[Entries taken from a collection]
● ● ●

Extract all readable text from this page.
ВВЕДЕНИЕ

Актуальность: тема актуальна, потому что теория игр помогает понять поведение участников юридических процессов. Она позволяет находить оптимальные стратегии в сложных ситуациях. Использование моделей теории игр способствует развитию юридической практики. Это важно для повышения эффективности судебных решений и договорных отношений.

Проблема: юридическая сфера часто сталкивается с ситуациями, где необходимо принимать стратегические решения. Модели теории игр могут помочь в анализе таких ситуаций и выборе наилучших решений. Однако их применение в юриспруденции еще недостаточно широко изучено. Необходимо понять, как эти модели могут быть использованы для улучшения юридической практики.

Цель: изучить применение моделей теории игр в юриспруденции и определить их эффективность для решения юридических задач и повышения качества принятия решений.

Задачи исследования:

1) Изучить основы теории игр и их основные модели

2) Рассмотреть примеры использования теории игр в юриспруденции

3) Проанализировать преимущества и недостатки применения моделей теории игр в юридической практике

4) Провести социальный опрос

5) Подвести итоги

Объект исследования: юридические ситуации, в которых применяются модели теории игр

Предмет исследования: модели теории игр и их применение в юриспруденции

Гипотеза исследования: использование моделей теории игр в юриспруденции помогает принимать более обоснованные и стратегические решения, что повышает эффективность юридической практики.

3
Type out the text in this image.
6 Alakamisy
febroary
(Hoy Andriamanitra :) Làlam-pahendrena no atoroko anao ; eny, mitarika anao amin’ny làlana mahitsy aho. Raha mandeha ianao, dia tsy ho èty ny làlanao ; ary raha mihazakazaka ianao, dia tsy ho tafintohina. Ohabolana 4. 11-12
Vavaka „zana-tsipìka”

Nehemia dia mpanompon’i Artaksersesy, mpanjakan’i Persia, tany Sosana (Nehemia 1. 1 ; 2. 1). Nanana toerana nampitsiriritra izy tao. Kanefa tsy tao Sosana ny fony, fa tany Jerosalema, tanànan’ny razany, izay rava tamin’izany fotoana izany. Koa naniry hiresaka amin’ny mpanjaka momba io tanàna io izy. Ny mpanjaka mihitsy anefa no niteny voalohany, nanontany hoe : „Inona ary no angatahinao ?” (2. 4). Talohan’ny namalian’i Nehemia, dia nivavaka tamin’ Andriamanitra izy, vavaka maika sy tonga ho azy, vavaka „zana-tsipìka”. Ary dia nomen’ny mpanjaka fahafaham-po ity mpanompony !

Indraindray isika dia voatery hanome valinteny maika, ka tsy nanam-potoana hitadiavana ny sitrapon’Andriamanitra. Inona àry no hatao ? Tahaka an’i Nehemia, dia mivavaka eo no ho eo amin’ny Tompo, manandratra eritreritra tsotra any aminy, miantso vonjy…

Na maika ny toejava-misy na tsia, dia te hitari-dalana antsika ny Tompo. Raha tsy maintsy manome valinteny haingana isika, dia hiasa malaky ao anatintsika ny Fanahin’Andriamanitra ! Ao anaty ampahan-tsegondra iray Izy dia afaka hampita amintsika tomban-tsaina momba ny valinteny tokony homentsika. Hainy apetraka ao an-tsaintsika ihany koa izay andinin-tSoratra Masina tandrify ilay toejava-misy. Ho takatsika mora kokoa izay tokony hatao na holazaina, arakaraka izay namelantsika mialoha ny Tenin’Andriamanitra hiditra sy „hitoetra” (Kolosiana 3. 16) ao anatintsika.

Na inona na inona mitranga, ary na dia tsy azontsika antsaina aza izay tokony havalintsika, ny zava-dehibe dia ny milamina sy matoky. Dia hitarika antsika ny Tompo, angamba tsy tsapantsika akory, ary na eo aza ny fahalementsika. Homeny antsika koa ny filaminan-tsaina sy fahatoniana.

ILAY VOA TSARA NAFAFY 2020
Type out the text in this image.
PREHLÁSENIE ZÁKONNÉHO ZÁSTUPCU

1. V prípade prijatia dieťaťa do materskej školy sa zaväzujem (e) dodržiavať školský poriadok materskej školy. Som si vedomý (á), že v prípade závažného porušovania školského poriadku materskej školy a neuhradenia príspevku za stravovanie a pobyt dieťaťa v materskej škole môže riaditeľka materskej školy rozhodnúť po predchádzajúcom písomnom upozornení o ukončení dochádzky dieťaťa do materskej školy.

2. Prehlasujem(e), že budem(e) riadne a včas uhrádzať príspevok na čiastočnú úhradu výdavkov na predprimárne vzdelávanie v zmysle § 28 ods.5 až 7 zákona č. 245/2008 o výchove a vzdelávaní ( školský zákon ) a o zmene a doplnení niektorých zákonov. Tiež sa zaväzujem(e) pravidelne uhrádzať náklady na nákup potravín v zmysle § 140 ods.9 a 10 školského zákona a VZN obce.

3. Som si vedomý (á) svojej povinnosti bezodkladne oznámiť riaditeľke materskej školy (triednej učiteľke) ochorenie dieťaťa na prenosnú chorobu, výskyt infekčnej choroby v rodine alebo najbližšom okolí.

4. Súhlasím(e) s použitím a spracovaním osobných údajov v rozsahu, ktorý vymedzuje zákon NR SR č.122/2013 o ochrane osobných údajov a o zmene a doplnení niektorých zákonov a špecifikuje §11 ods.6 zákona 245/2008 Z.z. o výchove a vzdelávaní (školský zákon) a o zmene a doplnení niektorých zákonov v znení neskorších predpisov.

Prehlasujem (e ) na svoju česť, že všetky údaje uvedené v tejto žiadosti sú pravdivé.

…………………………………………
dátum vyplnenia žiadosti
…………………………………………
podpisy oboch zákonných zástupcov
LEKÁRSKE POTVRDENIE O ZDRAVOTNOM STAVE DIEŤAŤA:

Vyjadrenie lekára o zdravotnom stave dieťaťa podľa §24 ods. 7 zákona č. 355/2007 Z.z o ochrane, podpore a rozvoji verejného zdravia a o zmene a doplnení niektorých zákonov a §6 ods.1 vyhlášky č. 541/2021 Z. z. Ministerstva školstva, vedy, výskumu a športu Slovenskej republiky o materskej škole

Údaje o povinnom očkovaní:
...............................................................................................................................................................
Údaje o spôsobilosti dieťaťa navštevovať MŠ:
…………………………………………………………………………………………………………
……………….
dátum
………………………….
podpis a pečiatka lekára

● ● ●

_Problem to solve_
Where a line contains "помогает", copy that line.

_Written solution_
Актуальность: тема актуальна, потому что теория игр помогает понять поведение участников юридических процессов. Она позволяет находить оптимальные стратегии в сложных ситуациях. Использование моделей теории игр способствует развитию юридической практики. Это важно для повышения эффективности судебных решений и договорных отношений.
Гипотеза исследования: использование моделей теории игр в юриспруденции помогает принимать более обоснованные и стратегические решения, что повышает эффективность юридической практики.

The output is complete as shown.